** Stated task **
Revise the listing lines between the one holding "Find all labels, buttons, inputs, and" and the one holding "result-row-label: 食醋 <box>187", inclusive, so that "blank-field" becomes "empty-field" and nothing else changes. Give only those lines, and leave the pictures out.

** Entries **
⟨

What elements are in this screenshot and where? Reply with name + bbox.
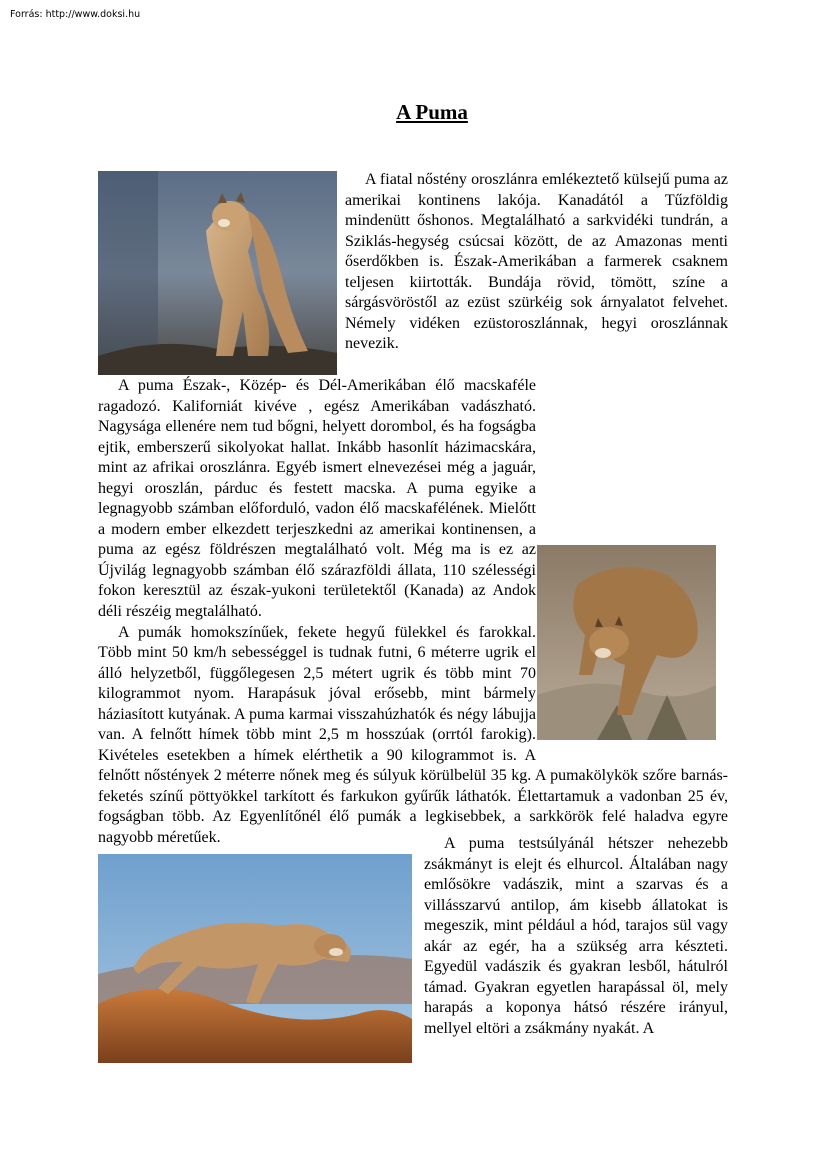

⟩
⟨

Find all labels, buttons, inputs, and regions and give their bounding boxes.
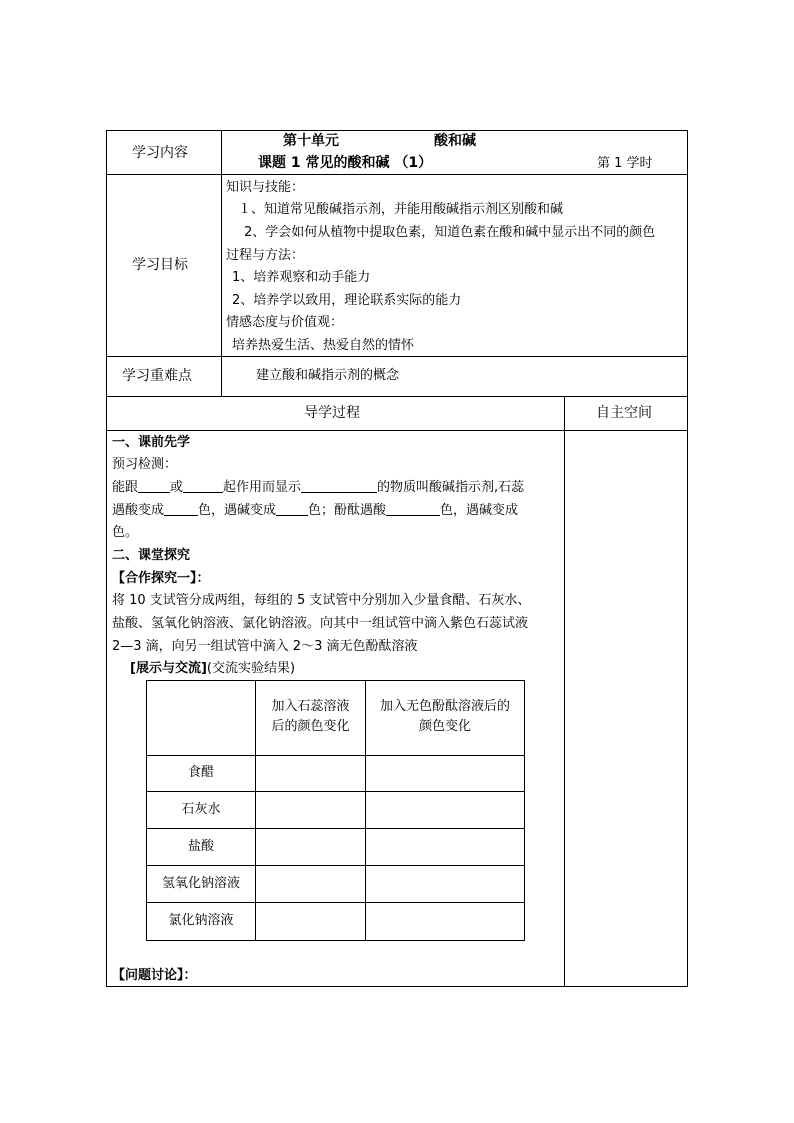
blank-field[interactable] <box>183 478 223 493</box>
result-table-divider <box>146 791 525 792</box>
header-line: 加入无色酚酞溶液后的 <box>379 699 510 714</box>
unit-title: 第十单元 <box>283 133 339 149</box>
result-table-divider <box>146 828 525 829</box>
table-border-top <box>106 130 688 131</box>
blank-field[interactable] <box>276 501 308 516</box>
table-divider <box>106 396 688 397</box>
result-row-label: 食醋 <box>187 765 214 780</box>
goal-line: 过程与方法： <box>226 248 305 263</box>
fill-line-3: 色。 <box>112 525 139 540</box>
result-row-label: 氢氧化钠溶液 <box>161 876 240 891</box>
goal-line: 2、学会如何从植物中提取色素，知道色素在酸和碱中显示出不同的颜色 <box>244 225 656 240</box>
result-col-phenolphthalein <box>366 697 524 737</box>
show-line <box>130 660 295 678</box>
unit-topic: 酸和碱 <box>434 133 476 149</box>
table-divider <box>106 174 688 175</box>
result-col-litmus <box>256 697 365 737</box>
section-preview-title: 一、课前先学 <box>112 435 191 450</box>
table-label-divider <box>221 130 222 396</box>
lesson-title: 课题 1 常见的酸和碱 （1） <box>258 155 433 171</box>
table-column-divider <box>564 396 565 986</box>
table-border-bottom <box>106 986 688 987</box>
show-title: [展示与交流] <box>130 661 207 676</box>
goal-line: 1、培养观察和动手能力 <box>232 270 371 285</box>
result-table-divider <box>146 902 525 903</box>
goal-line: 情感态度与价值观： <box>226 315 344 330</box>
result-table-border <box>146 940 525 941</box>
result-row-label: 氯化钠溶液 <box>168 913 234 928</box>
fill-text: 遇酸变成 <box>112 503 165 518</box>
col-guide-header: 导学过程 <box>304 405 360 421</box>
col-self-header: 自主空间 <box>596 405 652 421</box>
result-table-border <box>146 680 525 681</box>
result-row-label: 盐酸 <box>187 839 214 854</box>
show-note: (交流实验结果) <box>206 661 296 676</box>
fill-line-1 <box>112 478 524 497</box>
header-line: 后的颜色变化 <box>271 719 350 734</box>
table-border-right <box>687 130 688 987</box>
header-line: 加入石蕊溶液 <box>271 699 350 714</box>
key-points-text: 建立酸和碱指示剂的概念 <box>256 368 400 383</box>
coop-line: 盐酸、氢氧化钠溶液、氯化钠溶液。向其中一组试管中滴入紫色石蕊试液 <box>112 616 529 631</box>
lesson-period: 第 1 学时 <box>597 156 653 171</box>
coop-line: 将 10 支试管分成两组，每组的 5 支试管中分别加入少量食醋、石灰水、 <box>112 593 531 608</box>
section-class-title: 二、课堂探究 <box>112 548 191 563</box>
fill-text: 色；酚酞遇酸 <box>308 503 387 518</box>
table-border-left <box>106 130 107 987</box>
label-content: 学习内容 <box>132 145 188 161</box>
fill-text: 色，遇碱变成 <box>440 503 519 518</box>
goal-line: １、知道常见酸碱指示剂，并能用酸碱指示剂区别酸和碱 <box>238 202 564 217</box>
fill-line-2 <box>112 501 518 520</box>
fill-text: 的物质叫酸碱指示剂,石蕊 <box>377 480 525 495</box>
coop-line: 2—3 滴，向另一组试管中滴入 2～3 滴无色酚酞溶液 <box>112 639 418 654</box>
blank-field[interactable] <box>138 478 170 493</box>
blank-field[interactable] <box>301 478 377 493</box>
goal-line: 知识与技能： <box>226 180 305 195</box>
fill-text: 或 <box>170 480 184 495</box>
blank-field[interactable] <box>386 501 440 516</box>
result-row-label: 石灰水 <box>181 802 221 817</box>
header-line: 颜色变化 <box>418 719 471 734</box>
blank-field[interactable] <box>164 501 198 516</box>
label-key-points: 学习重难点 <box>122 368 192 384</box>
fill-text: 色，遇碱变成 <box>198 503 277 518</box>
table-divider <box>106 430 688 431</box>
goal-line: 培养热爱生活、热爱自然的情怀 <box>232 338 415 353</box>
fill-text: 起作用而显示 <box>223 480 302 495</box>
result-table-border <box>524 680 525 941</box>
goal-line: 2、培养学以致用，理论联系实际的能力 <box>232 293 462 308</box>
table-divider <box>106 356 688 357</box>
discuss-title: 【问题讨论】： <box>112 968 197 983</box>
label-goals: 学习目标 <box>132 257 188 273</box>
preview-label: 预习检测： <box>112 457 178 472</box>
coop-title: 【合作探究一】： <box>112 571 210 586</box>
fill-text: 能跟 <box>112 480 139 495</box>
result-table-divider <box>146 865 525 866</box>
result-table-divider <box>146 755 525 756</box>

⟩

** Solution for this problem **
Find all labels, buttons, inputs, and regions and give their bounding boxes.
empty-field[interactable] <box>183 478 223 493</box>
result-table-divider <box>146 791 525 792</box>
header-line: 加入无色酚酞溶液后的 <box>379 699 510 714</box>
unit-title: 第十单元 <box>283 133 339 149</box>
result-table-divider <box>146 828 525 829</box>
table-border-top <box>106 130 688 131</box>
empty-field[interactable] <box>276 501 308 516</box>
table-divider <box>106 396 688 397</box>
result-row-label: 食醋 <box>187 765 214 780</box>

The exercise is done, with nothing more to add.